++++ Provided entries

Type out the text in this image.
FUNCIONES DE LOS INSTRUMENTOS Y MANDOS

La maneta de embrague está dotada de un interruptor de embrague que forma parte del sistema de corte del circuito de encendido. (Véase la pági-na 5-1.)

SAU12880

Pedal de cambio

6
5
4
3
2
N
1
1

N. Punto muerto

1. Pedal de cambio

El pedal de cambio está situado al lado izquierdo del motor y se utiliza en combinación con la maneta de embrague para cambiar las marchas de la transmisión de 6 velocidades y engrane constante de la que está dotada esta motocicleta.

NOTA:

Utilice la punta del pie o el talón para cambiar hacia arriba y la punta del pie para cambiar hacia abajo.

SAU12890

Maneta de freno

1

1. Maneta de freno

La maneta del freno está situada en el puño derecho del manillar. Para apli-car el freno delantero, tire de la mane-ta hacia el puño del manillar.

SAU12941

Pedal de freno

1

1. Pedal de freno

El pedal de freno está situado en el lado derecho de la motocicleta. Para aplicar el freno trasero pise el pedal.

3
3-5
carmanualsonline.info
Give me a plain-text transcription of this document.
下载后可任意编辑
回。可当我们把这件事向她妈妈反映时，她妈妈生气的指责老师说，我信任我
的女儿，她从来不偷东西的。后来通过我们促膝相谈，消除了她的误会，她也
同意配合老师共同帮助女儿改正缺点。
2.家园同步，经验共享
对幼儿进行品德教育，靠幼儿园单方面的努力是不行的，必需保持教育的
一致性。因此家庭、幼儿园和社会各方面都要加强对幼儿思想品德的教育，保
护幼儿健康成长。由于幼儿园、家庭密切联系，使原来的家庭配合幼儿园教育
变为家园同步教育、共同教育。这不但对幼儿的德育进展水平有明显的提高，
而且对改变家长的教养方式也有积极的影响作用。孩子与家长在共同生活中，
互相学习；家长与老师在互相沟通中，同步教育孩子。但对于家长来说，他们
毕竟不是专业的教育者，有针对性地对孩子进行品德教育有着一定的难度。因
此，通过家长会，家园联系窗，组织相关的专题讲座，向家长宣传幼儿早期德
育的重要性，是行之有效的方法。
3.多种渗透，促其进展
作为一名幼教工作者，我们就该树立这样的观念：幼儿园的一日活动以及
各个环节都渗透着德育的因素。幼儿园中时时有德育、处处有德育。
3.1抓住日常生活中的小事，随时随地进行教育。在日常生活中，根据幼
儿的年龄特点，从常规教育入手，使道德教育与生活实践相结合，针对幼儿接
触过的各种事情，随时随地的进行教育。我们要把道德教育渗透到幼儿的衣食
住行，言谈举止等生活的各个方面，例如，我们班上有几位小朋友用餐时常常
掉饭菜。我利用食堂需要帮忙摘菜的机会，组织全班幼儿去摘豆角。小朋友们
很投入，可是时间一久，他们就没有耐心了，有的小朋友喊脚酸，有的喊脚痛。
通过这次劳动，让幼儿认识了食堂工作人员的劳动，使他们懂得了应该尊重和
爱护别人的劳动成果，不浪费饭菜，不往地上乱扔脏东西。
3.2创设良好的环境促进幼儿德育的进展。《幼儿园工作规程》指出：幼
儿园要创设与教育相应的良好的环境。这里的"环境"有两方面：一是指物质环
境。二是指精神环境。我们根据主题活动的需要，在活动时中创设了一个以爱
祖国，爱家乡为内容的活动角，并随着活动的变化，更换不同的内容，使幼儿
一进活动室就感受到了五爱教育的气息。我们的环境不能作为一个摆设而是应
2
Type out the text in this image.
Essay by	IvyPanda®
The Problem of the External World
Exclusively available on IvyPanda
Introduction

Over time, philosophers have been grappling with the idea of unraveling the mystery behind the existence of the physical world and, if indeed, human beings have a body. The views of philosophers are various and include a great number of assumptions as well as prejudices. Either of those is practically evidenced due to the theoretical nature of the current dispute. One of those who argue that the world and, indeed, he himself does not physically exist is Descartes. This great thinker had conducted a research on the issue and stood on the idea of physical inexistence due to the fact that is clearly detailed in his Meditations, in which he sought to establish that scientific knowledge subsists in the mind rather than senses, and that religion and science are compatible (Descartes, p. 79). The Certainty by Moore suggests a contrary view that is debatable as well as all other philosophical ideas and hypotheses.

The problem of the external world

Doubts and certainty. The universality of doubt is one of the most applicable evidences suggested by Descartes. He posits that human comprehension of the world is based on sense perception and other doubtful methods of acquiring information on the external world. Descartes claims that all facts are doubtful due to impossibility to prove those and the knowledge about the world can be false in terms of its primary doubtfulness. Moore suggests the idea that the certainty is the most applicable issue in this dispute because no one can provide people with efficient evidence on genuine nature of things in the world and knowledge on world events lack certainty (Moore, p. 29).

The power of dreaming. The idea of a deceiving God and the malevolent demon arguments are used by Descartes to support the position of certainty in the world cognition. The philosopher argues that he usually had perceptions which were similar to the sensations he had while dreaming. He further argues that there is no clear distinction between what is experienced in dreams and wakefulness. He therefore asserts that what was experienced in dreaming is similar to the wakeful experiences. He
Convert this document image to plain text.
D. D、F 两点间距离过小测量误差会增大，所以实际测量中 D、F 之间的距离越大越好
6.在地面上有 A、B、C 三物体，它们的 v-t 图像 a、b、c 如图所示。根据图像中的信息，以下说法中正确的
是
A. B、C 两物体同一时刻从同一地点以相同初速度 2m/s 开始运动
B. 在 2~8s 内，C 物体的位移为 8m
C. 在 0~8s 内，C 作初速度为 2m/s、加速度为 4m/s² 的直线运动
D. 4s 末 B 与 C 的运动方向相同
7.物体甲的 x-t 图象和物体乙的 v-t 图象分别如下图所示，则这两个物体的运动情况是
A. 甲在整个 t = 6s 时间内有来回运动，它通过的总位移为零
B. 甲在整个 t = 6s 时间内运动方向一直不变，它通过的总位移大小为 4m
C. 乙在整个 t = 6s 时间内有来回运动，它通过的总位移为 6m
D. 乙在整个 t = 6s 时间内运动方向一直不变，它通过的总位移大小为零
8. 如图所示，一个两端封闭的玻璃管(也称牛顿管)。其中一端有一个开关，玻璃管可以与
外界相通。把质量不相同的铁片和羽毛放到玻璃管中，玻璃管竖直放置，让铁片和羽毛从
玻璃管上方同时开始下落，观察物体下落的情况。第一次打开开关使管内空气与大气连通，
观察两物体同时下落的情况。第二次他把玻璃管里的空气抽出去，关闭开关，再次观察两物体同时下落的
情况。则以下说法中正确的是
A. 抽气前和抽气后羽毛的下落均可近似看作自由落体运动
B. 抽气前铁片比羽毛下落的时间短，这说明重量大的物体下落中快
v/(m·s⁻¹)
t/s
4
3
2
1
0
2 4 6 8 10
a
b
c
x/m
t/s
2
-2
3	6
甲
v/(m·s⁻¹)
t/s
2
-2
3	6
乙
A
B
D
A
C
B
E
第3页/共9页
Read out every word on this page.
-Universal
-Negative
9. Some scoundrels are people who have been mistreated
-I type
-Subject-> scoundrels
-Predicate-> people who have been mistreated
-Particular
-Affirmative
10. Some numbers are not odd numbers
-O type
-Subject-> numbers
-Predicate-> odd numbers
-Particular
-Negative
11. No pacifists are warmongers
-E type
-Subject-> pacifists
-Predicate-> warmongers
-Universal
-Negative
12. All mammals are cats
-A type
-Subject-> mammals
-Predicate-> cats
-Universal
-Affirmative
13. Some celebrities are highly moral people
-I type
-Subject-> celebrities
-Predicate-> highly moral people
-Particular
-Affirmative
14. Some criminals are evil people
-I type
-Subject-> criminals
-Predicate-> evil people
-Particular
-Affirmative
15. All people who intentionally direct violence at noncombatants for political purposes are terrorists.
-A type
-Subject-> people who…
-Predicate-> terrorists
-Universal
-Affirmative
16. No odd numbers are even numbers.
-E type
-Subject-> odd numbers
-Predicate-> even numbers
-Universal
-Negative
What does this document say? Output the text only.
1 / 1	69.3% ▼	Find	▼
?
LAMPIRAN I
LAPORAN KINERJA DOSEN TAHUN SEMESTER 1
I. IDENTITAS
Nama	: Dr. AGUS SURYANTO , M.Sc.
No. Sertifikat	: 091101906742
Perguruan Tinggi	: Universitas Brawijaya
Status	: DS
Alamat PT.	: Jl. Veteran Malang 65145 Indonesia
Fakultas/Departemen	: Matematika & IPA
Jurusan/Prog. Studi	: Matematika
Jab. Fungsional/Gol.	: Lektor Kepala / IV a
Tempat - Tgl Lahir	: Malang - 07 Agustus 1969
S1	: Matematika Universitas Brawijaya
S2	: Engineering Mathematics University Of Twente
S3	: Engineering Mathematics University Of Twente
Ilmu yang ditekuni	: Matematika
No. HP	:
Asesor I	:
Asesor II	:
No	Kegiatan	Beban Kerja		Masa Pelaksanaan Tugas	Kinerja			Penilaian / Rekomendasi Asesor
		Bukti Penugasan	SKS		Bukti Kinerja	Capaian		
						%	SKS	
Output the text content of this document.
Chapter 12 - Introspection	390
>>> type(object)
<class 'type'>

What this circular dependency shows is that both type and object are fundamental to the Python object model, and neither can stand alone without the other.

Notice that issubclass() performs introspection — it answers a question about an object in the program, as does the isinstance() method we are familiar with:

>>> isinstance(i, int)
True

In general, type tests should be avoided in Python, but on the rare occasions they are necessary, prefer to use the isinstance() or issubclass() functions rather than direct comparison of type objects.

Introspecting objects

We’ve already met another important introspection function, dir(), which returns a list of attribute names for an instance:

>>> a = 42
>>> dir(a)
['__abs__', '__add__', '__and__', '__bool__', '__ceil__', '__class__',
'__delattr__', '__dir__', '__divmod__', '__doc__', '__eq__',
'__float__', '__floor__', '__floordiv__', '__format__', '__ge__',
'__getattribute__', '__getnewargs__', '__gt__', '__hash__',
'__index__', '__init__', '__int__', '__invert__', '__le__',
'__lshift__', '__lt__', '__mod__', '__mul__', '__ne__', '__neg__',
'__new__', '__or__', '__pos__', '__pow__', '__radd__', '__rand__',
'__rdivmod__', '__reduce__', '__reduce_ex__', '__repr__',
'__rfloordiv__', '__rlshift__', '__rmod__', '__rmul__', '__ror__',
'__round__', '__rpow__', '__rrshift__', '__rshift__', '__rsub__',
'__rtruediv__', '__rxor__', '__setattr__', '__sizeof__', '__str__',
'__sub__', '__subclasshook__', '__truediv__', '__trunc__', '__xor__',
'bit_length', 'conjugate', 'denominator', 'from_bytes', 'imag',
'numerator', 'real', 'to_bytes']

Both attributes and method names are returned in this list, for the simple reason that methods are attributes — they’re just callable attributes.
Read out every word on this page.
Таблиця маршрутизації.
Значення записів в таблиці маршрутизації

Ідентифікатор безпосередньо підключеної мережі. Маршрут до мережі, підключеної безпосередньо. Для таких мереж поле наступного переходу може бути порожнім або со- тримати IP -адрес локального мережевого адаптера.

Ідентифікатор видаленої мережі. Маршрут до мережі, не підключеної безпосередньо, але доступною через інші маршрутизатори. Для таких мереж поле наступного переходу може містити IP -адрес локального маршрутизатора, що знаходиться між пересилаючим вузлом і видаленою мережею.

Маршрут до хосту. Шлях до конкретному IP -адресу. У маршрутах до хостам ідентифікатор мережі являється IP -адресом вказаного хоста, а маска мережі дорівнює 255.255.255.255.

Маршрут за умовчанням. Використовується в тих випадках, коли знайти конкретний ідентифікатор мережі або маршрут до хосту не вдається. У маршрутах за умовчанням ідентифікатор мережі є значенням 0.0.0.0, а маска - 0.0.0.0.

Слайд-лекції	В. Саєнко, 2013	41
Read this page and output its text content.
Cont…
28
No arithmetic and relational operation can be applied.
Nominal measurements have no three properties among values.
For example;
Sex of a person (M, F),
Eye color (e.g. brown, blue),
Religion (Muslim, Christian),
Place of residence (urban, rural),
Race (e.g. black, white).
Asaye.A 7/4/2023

++++++++

Problem: Take every line from the data that contains the word "plain".

Response to this exercise:
Give me a plain-text transcription of this document.
Convert this document image to plain text.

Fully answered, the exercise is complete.